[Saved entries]
+++

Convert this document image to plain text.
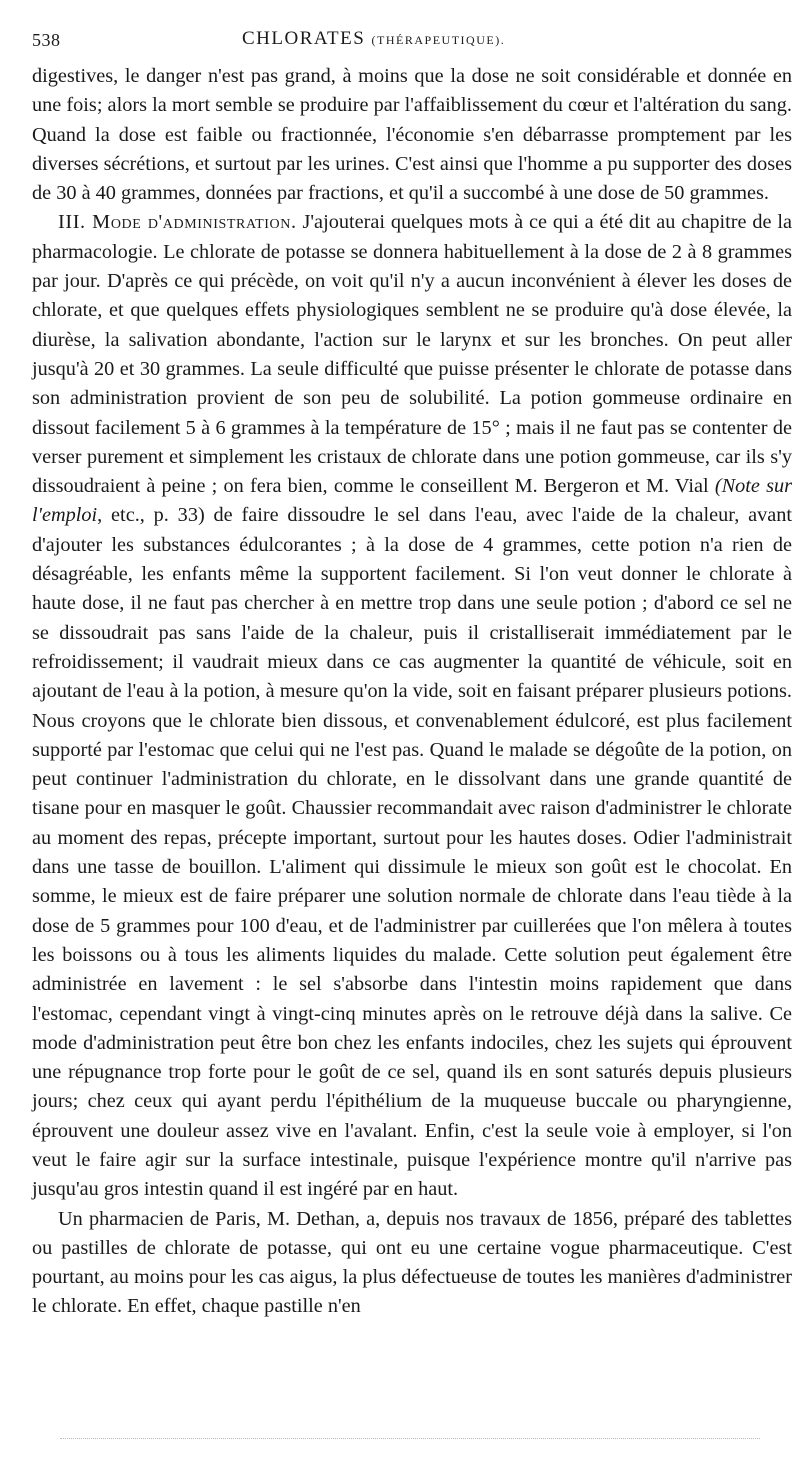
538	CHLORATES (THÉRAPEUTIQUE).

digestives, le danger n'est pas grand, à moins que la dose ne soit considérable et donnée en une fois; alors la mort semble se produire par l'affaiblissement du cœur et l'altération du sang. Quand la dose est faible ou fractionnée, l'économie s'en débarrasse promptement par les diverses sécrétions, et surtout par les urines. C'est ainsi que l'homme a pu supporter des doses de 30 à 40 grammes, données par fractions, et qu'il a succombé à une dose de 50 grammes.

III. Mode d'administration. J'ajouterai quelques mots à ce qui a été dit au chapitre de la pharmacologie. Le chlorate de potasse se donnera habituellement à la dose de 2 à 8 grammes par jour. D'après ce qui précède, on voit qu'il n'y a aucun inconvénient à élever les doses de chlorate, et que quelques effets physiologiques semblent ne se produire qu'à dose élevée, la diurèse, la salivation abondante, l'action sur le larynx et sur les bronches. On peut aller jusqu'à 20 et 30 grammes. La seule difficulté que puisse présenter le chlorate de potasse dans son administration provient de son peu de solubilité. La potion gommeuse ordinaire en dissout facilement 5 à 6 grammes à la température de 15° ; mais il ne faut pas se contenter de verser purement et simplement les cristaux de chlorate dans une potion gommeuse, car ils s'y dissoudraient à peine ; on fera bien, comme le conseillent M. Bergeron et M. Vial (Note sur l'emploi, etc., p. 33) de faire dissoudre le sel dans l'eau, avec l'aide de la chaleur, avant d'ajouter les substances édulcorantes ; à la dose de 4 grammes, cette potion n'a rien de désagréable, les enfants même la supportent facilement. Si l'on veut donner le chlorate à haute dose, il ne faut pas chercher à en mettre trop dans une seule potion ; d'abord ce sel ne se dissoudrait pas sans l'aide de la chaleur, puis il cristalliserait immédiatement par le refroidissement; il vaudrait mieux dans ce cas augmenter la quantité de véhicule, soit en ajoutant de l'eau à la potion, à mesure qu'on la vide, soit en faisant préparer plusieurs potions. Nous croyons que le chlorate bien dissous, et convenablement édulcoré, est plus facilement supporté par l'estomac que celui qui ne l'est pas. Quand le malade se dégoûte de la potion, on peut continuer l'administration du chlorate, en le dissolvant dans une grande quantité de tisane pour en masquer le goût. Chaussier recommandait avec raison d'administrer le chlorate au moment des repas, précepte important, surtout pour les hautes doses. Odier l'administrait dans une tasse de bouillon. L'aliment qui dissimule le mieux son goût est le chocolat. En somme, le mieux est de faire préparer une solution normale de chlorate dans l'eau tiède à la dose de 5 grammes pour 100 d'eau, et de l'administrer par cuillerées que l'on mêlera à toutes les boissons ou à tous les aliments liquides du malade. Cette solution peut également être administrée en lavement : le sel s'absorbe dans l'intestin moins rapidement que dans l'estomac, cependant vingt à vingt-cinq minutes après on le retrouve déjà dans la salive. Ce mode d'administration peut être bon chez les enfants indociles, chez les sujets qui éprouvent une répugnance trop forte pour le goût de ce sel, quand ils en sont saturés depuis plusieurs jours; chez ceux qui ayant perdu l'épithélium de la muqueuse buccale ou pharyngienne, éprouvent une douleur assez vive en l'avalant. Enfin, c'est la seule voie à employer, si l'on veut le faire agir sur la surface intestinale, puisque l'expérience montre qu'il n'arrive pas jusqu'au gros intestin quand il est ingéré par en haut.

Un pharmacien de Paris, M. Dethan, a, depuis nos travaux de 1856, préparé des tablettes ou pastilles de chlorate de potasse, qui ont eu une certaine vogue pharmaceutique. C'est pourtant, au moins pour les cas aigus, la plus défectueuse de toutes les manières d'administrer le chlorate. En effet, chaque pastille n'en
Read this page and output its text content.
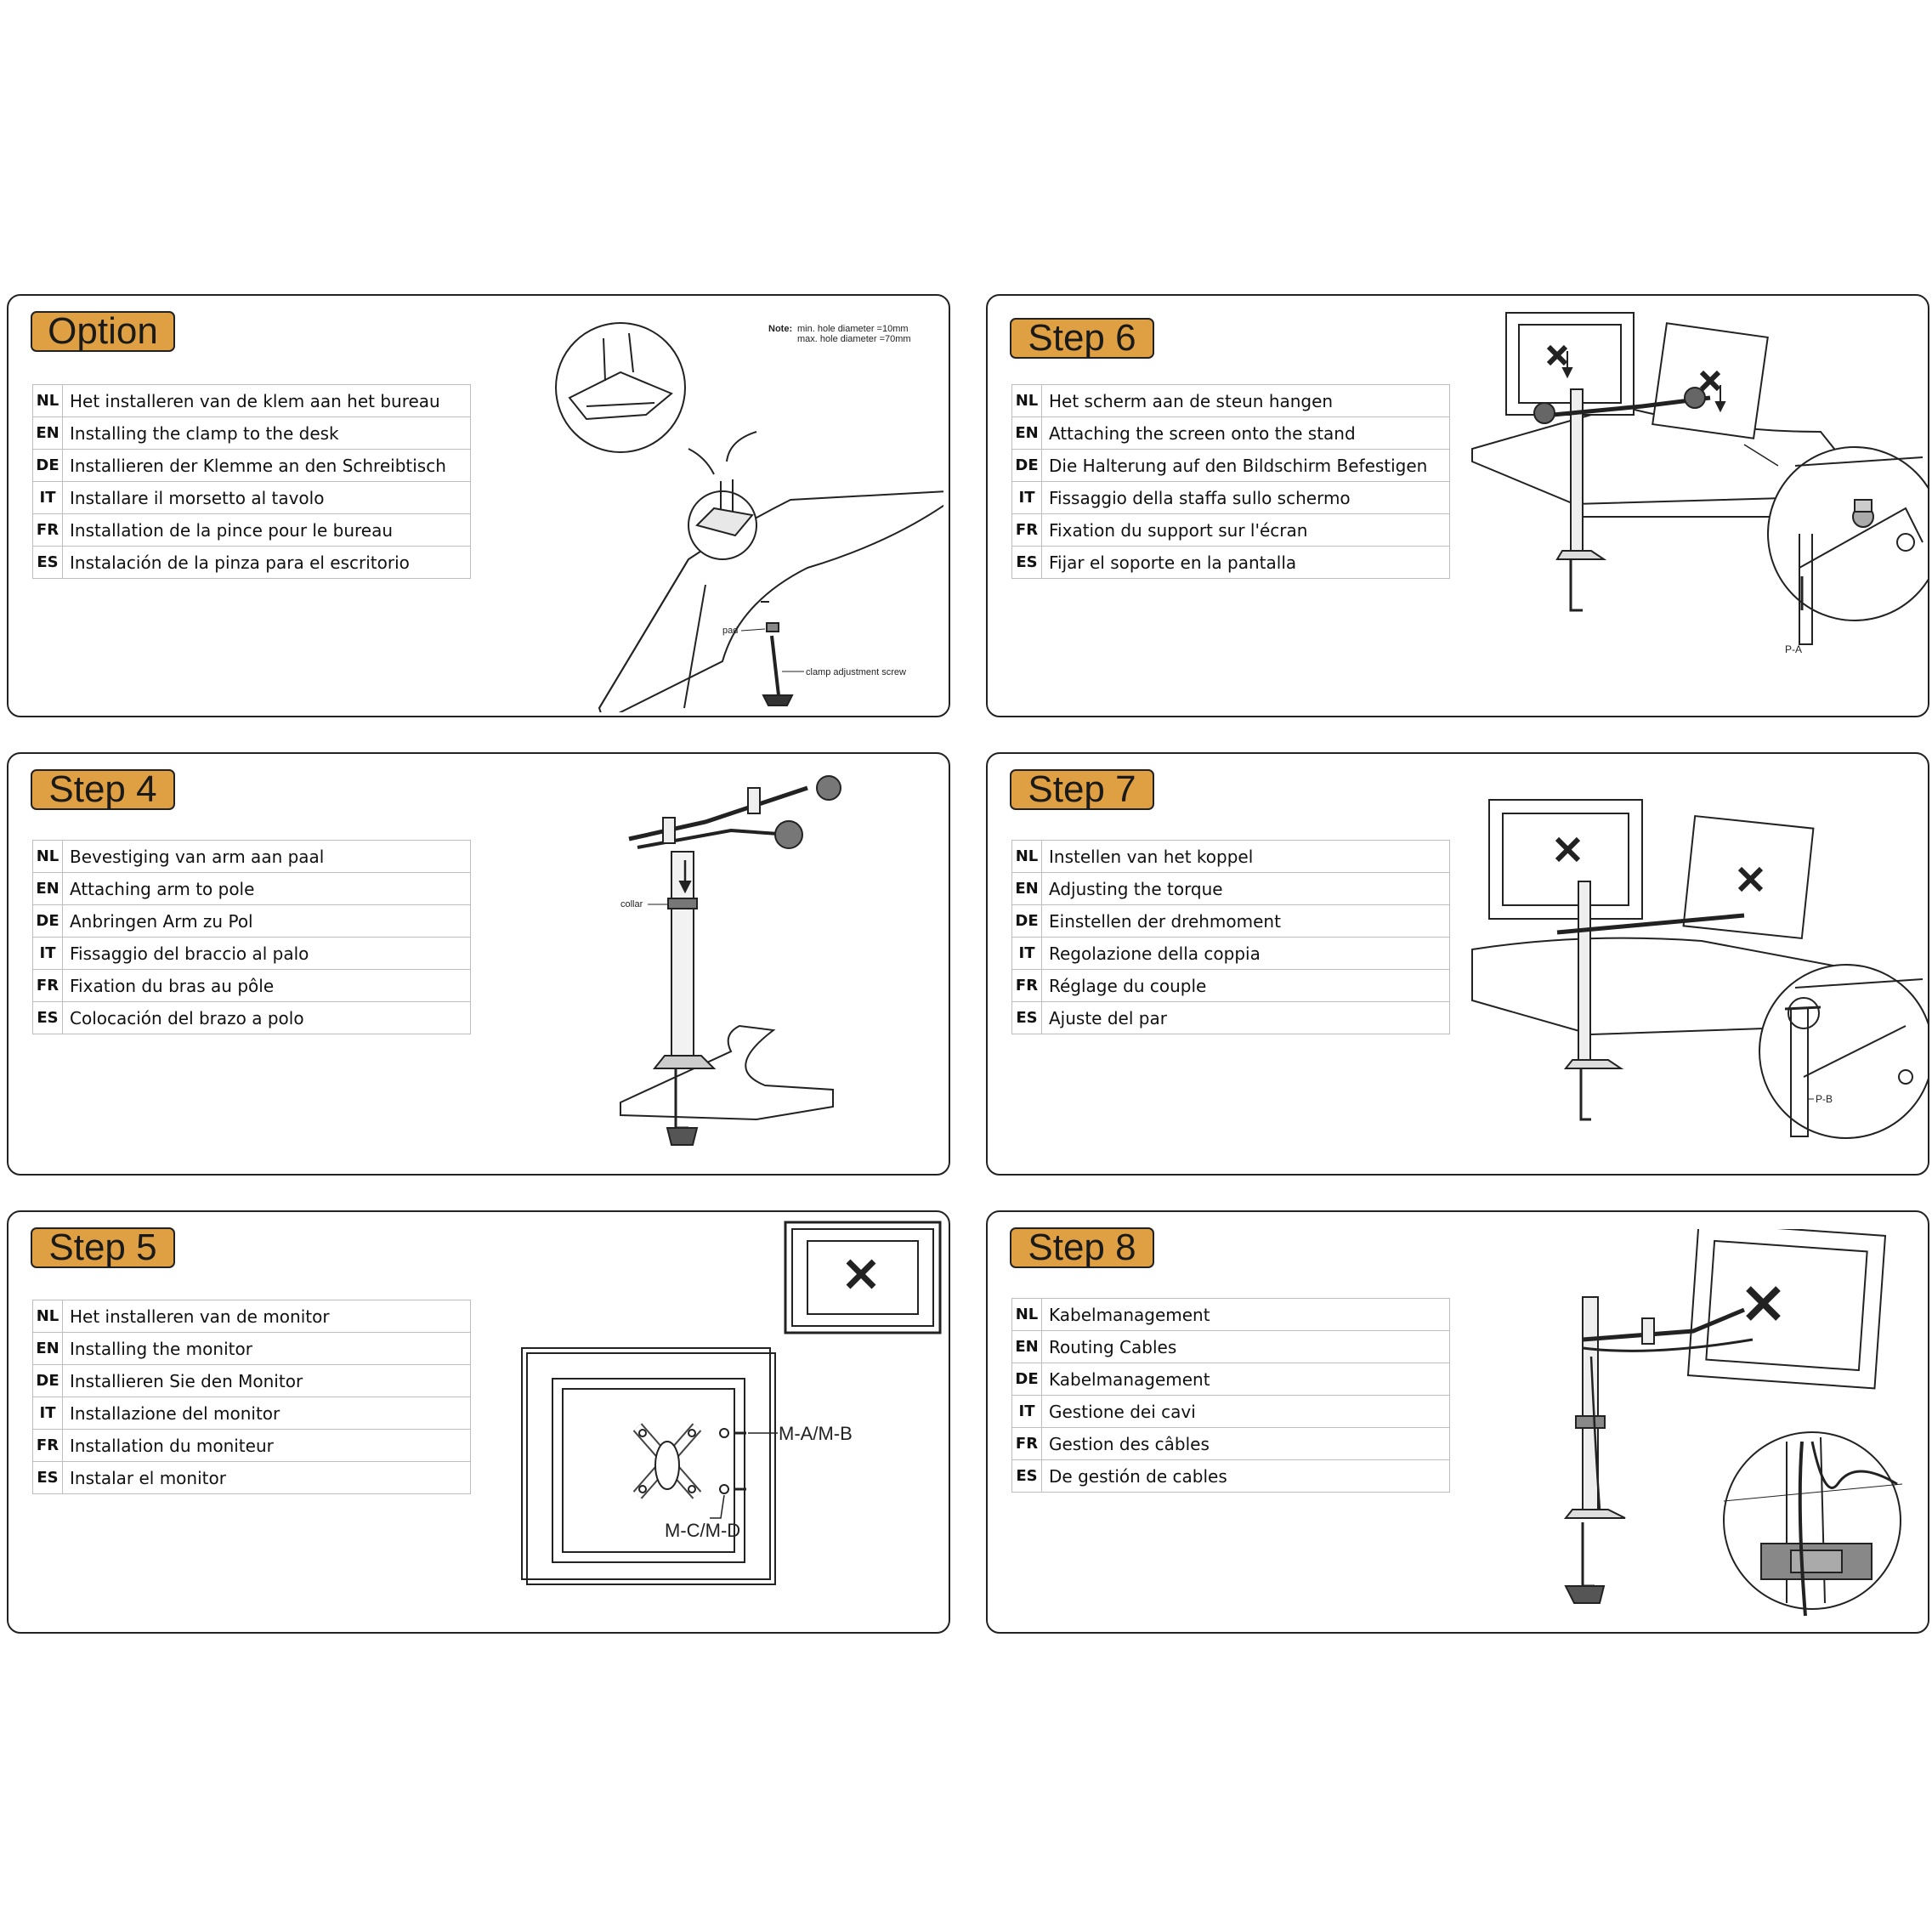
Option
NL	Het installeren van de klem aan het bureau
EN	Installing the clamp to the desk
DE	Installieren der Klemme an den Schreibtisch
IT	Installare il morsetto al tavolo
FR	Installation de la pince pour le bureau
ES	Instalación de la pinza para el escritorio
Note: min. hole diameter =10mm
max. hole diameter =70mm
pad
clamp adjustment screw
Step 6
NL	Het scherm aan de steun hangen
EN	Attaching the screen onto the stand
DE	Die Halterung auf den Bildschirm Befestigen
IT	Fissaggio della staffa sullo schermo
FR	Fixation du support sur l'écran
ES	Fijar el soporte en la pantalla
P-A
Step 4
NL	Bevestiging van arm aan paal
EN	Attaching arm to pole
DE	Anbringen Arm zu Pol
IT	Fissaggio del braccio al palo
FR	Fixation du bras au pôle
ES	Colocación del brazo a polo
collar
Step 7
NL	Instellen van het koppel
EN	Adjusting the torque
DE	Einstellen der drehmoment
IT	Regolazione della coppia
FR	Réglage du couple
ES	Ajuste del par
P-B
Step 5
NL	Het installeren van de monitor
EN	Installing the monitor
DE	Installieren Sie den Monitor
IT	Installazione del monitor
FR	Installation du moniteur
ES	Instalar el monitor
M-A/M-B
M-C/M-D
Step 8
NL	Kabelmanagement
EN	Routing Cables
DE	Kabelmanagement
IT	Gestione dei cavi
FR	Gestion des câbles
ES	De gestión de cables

+++

Check each line above for the word "Installieren" and copy the ones that have it.

DE	Installieren der Klemme an den Schreibtisch
DE	Installieren Sie den Monitor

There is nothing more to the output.